Excerpt provided
So Democratic audiences are often surprised when I tell them that I don’t consider George Bush a bad man, and that I assume he and members of his Administration are trying to do what they think is best for the country.

I say this not because I am seduced by the proximity to power. I see my invitations to the White House for what they are—exercises in common political courtesy—and am mindful of how quickly the long knives can come out when the Administration’s agenda is threatened in any serious way. Moreover, whenever I write a letter to a family who has lost a loved one in Iraq, or read an email from a constituent who has dropped out of college because her student aid has been cut, I’m reminded that the actions of those in power have enormous consequences—a price that they themselves almost never have to pay.

It is to say that after all the trappings of office—the titles, the staff, the security details—are stripped away, I find the President and those who surround him to be pretty much like everybody else, possessed of the same mix of virtues and vices, insecurities and long-buried injuries, as the rest of us. No matter how wrongheaded I might consider their policies to be—and no matter how much I might insist that they be held accountable for the results of such policies—I still find it possible, in talking to these men and women, to understand their motives, and to recognize in them values I share.

This is not an easy posture to maintain in Washington. The stakes involved in Washington policy debates are often so high—whether we send our young men and women to war; whether we allow stem cell research to go forward—that even small differences in perspective are magnified. The demands of party loyalty, the imperative of campaigns, and the amplification of conflict by the media all contribute to an atmosphere of suspicion. Moreover, most people who serve in Washington have been trained either as lawyers or as political operatives—professions that tend to place a premium on winning arguments rather than solving problems. I can see how, after a certain amount of time in the capital, it becomes tempting to assume that those who disagree with you have fundamentally different values—indeed, that they are motivated by bad faith, and perhaps are bad people.

Data shown
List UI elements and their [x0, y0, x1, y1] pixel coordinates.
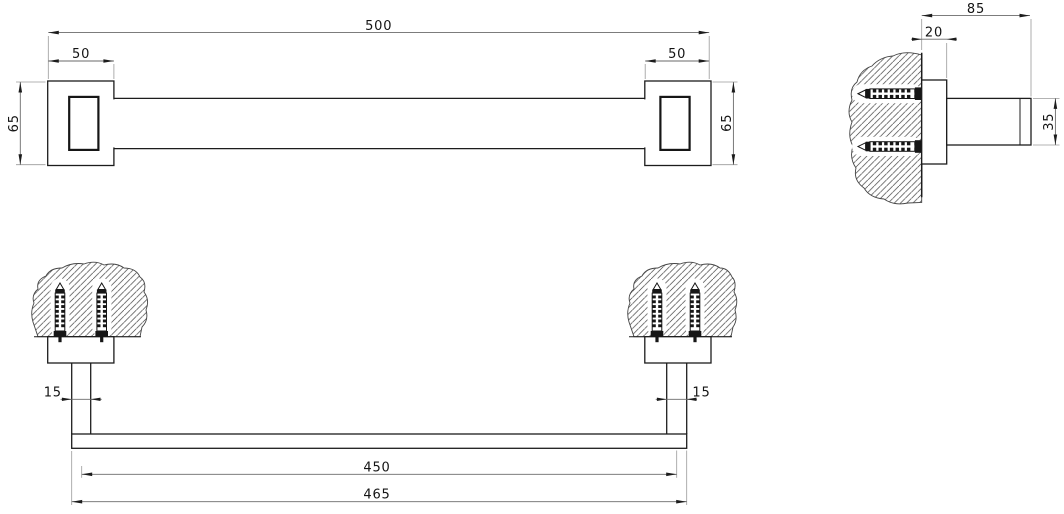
front-view: 500 50 50 65 65: [7, 19, 737, 166]
wall-anchor-icon: [689, 283, 702, 342]
dim-label-bar-outer-width: 465: [363, 487, 390, 502]
dim-35: 35: [1033, 98, 1060, 145]
dim-65-left: 65: [7, 82, 45, 165]
technical-drawing: 500 50 50 65 65: [0, 0, 1064, 514]
arrowhead: [947, 38, 957, 41]
bottom-left-plate: [48, 337, 114, 363]
side-view: 85 20 35: [849, 2, 1060, 204]
arrowhead: [91, 398, 101, 401]
arrowhead: [912, 38, 922, 41]
arrowhead: [62, 398, 72, 401]
wall-anchor-icon: [54, 283, 67, 342]
wall-section-hatch: [628, 262, 737, 336]
dim-15-right: 15: [656, 386, 711, 401]
wall-anchor-icon: [858, 140, 928, 153]
dim-label-bar-height: 35: [1042, 113, 1057, 131]
dim-label-left-bracket-height: 65: [7, 114, 22, 132]
dim-label-left-bracket-width: 50: [72, 47, 90, 62]
dim-label-left-stem-width: 15: [44, 386, 62, 401]
bottom-right-plate: [645, 337, 711, 363]
dim-465: 465: [72, 451, 687, 506]
dim-label-right-stem-width: 15: [692, 386, 710, 401]
bottom-bar: [72, 434, 687, 448]
dim-label-total-depth: 85: [967, 2, 985, 17]
side-bar-profile: [947, 98, 1031, 145]
side-mounting-plate: [922, 80, 947, 164]
dim-label-plate-thickness: 20: [925, 26, 943, 41]
wall-anchor-icon: [858, 87, 928, 100]
dim-label-right-bracket-width: 50: [668, 47, 686, 62]
front-right-collar: [660, 97, 689, 150]
dim-15-left: 15: [44, 386, 102, 401]
wall-anchor-icon: [95, 283, 108, 342]
dim-65-right: 65: [713, 82, 738, 165]
dim-label-right-bracket-height: 65: [720, 114, 735, 132]
dim-450: 450: [82, 451, 677, 478]
wall-anchor-icon: [651, 283, 664, 342]
front-left-collar: [69, 97, 98, 150]
hidden-line-mask: [108, 99, 650, 147]
dim-50-left: 50: [48, 47, 114, 79]
arrowhead: [657, 398, 667, 401]
wall-section-hatch: [32, 262, 148, 336]
wall-section-hatch: [849, 53, 922, 204]
bottom-view: 15 15 450 465: [32, 262, 737, 505]
drawing-canvas: 500 50 50 65 65: [0, 0, 1064, 514]
dim-500: 500: [48, 19, 709, 79]
dim-label-fixing-centres: 450: [363, 461, 390, 476]
dim-label-overall-width: 500: [365, 19, 392, 34]
dim-50-right: 50: [645, 47, 709, 79]
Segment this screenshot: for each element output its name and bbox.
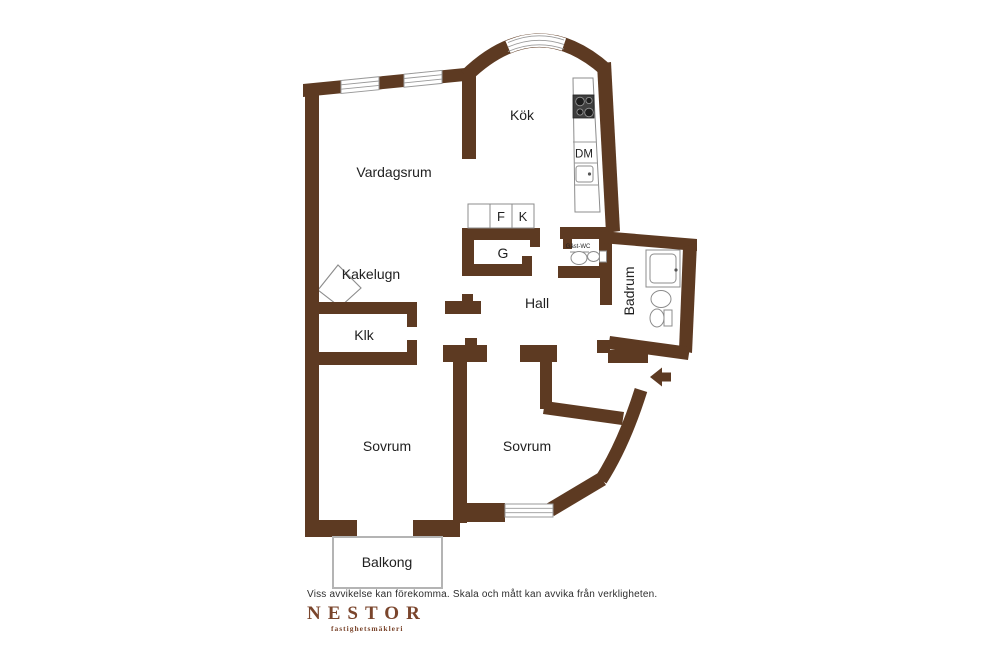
room-label-sovrum-1: Sovrum [363, 438, 411, 454]
wall-segment [522, 256, 532, 264]
wall-segment [462, 228, 540, 240]
bathroom-fixtures [646, 250, 680, 327]
wall-segment [546, 473, 606, 516]
shower-tray [650, 254, 676, 283]
wall-segment [453, 362, 467, 523]
floorplan-page: DM F K [0, 0, 1000, 667]
disclaimer-text: Viss avvikelse kan förekomma. Skala och … [307, 589, 727, 600]
wall-segment [305, 84, 319, 537]
bath-sink [651, 291, 671, 308]
wall-segment [462, 294, 473, 301]
room-label-badrum: Badrum [621, 266, 637, 315]
footer: Viss avvikelse kan förekomma. Skala och … [307, 589, 727, 633]
wc-sink [571, 252, 587, 265]
wc-toilet-bowl [588, 252, 600, 262]
fridge-label: F [497, 209, 505, 224]
floorplan-svg: DM F K [0, 0, 1000, 667]
entrance-arrow-icon [650, 368, 671, 387]
room-label-sovrum-2: Sovrum [503, 438, 551, 454]
wall-segment [317, 302, 417, 314]
cabinet [468, 204, 490, 228]
stove-burner [577, 109, 583, 115]
bath-toilet-bowl [650, 309, 664, 327]
room-label-hall: Hall [525, 295, 549, 311]
freezer-label: K [519, 209, 528, 224]
wall-segment [465, 338, 477, 345]
window [341, 77, 379, 94]
dishwasher-label: DM [575, 149, 593, 161]
sink-drain [588, 172, 591, 175]
wall-segment [445, 301, 481, 314]
room-label-gast-wc: Gäst-WC [566, 244, 591, 250]
brand-logo: NESTOR [307, 603, 727, 625]
wall-segment [317, 352, 417, 365]
wall-segment [407, 340, 417, 352]
bath-toilet-tank [664, 310, 672, 326]
wall-segment [601, 231, 697, 251]
shower-drain [674, 268, 677, 271]
guest-wc-fixtures [570, 251, 607, 265]
wall-segment [413, 520, 460, 537]
stove-burner [585, 108, 594, 117]
wall-segment [597, 62, 620, 233]
window [505, 504, 553, 517]
feature-label-kakelugn: Kakelugn [342, 266, 400, 282]
room-label-balkong: Balkong [362, 554, 413, 570]
wall-segment [462, 73, 476, 159]
kitchen-counter: DM [573, 78, 600, 212]
wall-segment [600, 278, 612, 305]
wall-segment [305, 520, 357, 537]
wall-segment [453, 503, 505, 522]
feature-label-garderob: G [498, 245, 509, 261]
walls [303, 40, 697, 537]
stove-burner [576, 97, 585, 106]
room-label-vardagsrum: Vardagsrum [356, 164, 431, 180]
wall-segment [679, 243, 697, 353]
wall-segment [443, 345, 487, 362]
room-label-kok: Kök [510, 107, 535, 123]
wc-toilet-tank [600, 251, 607, 262]
cabinet-row: F K [468, 204, 534, 228]
wall-segment [407, 314, 417, 327]
room-label-klk: Klk [354, 327, 374, 343]
brand-tagline: fastighetsmäkleri [331, 624, 727, 633]
wall-segment [608, 350, 648, 363]
stove-burner [586, 97, 592, 103]
wall-segment [520, 345, 557, 362]
wall-segment [543, 401, 624, 425]
curved-wall [601, 390, 641, 480]
wall-segment [462, 264, 532, 276]
window [404, 70, 442, 87]
wall-segment [530, 240, 540, 247]
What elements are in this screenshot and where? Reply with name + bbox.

Complete the following
a: Duplicate the passage on Washington politics starting at "So Democratic audiences" and ending at "have to pay.".
b: According to the passage on Washington politics, what were most people who serve in Washington trained as?
c: Resume the passage on Washington politics, picking up after its final sentence.
The listing has no connection to the passage on Washington politics.

Answers below
a:
So Democratic audiences are often surprised when I tell them that I don’t consider George Bush a bad man, and that I assume he and members of his Administration are trying to do what they think is best for the country.

I say this not because I am seduced by the proximity to power. I see my invitations to the White House for what they are—exercises in common political courtesy—and am mindful of how quickly the long knives can come out when the Administration’s agenda is threatened in any serious way. Moreover, whenever I write a letter to a family who has lost a loved one in Iraq, or read an email from a constituent who has dropped out of college because her student aid has been cut, I’m reminded that the actions of those in power have enormous consequences—a price that they themselves almost never have to pay.

b: Lawyers or political operatives.

c:
Outside of Washington, though, America feels less deeply divided. Illinois, for example, is no longer considered a bellwether state. For more than a decade now, it’s become more and more Democratic, partly because of increased urbanization, partly because the social conservatism of today’s GOP doesn’t wear well in the Land of Lincoln. But Illinois remains a microcosm of the country, a rough stew of North and South, East and West, urban and rural, black, white, and everything in between. Chicago may possess all the big-city sophistication of L.A. or New York, but geographically and culturally, the southern end of Illinois is closer to Little Rock or Louisville, and large swaths of the state are considered, in modern political parlance, a deep shade of red.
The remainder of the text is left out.